─── DATA SUPPLIED ───

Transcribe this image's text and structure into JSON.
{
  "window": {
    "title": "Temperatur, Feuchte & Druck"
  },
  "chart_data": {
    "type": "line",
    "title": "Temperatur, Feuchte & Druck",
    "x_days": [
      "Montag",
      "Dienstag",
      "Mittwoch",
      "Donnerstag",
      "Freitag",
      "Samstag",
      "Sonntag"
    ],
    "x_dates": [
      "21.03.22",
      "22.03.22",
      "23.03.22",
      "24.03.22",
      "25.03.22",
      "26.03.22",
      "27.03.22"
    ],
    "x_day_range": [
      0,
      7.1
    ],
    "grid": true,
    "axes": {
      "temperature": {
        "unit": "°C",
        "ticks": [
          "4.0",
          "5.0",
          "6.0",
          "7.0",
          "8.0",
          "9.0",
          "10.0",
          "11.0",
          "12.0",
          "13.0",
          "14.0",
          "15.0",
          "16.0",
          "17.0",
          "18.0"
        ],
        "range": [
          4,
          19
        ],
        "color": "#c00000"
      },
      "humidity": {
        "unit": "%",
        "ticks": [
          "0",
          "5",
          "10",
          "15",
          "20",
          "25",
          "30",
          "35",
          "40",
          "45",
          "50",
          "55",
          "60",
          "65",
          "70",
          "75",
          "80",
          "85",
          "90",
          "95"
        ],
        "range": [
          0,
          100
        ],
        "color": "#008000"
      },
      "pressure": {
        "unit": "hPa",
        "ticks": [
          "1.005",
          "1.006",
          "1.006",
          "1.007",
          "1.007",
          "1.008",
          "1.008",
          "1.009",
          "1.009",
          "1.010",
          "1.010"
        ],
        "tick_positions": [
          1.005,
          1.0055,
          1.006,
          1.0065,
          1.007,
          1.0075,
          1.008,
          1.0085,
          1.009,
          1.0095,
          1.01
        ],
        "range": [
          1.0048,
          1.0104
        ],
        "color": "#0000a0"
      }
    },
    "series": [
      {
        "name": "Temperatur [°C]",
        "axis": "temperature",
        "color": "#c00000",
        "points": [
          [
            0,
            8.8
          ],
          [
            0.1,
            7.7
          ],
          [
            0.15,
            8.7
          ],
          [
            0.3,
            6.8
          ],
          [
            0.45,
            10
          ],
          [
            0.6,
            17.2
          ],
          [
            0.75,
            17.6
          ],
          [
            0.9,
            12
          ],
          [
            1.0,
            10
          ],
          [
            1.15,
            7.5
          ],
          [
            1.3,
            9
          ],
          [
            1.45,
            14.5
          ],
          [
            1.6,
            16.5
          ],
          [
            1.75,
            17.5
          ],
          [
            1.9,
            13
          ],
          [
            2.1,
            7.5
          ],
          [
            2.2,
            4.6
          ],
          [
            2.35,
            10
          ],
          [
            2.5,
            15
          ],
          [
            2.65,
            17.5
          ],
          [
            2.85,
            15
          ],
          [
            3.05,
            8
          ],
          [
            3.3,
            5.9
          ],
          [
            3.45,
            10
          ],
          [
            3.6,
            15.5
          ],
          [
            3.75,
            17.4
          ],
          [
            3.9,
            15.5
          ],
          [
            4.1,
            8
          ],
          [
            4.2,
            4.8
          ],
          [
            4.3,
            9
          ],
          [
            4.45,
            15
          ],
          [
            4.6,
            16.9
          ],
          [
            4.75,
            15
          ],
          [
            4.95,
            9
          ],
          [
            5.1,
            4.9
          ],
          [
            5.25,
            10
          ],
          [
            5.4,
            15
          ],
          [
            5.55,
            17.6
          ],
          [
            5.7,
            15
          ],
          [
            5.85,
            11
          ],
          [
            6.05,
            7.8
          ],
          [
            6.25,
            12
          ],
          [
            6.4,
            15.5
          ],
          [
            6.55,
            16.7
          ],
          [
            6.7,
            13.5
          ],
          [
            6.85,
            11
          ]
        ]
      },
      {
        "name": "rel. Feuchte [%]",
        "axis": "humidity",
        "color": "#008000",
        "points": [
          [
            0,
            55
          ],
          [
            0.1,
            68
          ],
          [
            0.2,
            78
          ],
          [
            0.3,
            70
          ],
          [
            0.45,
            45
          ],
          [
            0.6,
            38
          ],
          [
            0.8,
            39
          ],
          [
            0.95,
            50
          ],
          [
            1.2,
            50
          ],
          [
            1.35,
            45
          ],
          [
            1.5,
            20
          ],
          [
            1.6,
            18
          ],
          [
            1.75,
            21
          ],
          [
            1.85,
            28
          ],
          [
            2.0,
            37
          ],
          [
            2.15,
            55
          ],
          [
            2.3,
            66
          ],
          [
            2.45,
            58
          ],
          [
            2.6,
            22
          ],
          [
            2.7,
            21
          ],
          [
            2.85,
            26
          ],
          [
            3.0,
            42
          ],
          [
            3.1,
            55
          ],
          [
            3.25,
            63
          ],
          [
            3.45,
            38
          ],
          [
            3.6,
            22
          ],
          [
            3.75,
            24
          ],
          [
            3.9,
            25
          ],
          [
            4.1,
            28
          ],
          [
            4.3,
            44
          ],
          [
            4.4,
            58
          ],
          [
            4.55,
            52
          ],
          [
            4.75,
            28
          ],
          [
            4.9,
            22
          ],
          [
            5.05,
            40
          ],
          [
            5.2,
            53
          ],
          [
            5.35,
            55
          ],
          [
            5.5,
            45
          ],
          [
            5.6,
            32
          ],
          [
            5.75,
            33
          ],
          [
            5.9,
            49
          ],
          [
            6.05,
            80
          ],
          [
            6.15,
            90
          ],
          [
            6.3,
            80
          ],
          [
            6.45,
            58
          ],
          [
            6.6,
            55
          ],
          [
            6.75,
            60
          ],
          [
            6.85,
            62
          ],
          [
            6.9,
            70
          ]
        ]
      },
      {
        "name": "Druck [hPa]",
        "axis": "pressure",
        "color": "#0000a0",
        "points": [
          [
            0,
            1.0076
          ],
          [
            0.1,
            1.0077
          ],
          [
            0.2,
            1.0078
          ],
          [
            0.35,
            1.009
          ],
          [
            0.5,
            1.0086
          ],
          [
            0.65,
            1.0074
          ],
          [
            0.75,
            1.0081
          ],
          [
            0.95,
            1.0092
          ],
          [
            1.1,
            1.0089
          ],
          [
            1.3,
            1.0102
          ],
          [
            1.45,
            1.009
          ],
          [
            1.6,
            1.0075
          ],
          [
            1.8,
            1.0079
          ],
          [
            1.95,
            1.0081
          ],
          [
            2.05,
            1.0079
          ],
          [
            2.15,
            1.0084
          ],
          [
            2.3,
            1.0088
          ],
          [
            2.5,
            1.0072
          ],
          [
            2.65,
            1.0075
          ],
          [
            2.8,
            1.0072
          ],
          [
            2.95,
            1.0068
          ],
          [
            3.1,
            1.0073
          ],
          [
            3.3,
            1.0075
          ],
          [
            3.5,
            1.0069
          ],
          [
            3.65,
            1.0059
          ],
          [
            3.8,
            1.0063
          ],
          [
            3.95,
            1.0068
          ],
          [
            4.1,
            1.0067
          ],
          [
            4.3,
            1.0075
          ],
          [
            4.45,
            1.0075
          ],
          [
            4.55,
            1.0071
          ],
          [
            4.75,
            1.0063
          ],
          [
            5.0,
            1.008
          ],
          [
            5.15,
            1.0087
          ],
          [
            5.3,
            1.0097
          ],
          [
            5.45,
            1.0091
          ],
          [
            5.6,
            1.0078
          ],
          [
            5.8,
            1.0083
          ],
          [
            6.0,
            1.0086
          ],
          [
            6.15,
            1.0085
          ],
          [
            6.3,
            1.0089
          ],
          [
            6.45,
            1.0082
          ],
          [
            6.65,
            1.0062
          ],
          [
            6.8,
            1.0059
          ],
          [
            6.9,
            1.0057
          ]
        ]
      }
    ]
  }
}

───

**SHORT EXERCISE:**
Report every line in the data above in which the word "axis" appears.

**THE ANSWER:**
        "axis": "temperature",
        "axis": "humidity",
        "axis": "pressure",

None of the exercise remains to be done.